## Your instructions:
Your task is to count the lines of the entries below that include the word "badge" and to give only the resulting number.
[Start Records for the exercise]
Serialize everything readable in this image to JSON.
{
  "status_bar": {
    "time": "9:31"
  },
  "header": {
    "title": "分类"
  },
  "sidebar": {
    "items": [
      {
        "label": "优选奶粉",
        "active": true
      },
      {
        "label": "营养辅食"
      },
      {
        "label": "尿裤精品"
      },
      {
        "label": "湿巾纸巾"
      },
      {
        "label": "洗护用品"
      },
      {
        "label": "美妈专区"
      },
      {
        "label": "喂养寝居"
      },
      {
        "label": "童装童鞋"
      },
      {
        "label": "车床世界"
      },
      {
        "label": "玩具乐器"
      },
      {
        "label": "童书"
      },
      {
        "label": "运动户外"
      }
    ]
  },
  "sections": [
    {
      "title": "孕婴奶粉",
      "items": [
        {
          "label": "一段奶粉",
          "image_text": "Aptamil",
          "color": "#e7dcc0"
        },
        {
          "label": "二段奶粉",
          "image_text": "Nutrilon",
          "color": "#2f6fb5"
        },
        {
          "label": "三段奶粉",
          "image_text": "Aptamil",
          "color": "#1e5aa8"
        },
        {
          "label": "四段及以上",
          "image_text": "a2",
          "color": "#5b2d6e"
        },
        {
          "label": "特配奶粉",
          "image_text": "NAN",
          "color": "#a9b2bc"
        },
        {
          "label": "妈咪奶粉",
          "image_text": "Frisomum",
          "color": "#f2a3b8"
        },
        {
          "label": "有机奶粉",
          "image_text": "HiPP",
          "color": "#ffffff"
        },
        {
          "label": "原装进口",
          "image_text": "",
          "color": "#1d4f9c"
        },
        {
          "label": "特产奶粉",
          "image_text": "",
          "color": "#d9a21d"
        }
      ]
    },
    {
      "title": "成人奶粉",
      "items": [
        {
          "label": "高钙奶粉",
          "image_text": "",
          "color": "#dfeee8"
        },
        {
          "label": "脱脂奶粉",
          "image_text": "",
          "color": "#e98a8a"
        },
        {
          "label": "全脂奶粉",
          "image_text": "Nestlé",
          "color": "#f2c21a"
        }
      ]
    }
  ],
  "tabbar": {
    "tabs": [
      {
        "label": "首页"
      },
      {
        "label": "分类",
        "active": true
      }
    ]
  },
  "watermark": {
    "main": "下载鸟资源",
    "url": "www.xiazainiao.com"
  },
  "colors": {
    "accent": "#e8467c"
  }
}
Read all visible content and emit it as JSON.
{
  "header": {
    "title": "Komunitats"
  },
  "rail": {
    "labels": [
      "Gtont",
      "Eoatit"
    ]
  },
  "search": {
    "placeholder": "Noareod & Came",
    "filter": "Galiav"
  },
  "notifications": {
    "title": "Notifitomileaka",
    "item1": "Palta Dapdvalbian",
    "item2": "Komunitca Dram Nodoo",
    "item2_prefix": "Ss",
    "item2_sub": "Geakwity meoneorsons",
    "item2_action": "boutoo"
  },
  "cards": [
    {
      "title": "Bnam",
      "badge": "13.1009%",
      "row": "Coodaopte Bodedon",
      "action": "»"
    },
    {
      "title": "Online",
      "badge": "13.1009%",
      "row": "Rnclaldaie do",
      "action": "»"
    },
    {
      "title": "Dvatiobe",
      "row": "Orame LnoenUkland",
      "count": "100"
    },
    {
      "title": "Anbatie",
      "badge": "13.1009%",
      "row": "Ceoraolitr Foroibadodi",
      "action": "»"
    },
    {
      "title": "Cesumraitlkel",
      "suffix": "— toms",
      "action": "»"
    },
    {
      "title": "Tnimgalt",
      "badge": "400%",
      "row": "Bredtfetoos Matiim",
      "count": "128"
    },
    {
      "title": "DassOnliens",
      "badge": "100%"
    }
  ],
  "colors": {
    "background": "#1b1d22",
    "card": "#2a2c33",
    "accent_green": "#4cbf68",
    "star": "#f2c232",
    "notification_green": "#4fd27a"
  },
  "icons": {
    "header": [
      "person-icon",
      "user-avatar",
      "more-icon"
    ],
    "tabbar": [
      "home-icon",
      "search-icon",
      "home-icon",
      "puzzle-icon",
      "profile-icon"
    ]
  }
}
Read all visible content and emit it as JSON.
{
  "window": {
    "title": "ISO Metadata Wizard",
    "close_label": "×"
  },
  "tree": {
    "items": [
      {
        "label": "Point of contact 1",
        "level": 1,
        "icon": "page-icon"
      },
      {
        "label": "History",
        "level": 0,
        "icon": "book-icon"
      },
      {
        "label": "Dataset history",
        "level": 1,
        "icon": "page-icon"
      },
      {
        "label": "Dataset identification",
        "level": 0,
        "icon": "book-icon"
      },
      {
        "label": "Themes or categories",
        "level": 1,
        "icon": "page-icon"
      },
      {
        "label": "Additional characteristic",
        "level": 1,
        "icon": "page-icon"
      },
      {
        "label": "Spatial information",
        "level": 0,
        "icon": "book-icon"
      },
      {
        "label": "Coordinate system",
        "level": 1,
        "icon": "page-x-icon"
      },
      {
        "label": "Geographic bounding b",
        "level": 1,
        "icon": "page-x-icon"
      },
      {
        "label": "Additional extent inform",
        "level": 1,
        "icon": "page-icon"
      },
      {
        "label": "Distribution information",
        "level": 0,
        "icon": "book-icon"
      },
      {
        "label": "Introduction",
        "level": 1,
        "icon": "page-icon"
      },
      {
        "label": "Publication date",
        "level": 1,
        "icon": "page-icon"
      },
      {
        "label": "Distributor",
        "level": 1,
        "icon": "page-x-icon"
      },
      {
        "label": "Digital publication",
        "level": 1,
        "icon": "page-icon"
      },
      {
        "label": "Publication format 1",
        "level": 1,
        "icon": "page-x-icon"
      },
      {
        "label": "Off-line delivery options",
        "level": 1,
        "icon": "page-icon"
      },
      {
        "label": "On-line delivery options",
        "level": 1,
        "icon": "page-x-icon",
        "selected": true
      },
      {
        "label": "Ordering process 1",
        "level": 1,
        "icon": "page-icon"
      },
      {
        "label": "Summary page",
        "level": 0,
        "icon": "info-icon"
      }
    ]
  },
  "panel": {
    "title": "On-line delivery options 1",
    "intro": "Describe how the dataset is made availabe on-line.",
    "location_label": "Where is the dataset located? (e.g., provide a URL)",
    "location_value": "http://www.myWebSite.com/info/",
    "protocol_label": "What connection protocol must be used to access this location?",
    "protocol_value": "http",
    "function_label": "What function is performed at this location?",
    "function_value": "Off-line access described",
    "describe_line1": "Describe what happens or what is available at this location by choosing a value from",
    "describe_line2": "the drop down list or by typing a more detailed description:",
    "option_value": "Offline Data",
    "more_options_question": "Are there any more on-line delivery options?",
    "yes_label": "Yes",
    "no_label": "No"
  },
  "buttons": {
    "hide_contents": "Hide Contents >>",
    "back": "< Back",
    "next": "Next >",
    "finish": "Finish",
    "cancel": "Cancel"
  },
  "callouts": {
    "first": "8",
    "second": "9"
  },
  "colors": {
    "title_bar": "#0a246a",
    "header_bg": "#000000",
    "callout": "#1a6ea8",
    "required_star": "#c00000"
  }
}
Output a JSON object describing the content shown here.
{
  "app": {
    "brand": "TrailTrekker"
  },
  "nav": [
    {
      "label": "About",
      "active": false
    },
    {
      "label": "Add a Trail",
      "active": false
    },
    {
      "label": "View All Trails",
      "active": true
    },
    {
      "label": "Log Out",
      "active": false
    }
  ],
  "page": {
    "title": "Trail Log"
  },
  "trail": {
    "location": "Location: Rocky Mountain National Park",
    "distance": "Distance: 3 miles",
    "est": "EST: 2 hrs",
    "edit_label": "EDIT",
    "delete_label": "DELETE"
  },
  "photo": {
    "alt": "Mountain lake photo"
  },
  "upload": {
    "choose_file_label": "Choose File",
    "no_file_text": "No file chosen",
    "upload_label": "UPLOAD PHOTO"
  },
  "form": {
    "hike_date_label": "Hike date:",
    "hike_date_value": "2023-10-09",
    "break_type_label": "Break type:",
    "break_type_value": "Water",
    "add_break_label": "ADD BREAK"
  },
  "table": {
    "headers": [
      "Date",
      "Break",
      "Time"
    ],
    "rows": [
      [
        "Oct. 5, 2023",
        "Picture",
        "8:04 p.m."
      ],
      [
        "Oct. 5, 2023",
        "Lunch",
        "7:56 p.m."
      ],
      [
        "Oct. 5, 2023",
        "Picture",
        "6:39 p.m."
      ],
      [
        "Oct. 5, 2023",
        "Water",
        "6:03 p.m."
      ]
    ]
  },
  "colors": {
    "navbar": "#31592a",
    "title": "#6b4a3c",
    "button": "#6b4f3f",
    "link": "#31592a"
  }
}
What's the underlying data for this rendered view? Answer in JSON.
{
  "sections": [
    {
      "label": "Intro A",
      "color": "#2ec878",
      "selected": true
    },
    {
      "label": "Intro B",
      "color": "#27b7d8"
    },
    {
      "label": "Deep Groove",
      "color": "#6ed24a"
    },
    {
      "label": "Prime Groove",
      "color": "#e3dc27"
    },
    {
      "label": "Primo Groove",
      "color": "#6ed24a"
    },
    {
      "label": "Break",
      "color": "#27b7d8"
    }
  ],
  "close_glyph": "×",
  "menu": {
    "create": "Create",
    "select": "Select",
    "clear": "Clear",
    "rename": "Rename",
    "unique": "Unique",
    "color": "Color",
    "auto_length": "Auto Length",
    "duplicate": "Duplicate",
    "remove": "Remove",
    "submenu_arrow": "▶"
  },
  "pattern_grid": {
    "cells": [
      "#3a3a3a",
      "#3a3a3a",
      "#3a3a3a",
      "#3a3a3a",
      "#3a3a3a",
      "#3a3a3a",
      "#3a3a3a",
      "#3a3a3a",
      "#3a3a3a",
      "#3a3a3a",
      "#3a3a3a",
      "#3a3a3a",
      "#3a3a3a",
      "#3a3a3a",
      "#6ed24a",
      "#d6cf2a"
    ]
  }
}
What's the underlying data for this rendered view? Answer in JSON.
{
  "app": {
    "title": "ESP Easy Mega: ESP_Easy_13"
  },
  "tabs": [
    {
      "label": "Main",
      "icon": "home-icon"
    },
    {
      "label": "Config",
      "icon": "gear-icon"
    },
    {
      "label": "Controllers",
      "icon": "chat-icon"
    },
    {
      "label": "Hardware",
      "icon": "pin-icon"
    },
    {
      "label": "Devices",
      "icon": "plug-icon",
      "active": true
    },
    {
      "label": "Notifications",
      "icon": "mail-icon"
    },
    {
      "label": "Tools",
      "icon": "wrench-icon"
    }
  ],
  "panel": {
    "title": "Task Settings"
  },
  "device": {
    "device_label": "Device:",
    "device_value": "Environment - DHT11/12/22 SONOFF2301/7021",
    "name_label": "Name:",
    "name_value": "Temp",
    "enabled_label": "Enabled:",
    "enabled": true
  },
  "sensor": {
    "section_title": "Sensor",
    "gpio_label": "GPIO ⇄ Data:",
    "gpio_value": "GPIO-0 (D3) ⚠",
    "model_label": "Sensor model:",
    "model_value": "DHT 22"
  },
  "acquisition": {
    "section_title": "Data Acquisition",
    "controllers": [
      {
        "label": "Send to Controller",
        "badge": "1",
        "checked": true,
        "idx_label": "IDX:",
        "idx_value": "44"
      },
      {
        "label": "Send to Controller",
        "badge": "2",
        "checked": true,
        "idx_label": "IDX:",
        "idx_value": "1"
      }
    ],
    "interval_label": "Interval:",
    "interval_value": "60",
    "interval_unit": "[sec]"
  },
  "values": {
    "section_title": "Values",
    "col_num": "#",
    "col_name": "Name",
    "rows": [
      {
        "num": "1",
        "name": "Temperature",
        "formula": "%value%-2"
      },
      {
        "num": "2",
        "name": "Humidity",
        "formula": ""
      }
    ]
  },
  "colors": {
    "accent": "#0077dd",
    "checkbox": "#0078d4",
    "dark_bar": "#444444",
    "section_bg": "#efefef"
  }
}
[End Records for the exercise]
## Result for this exercise:
7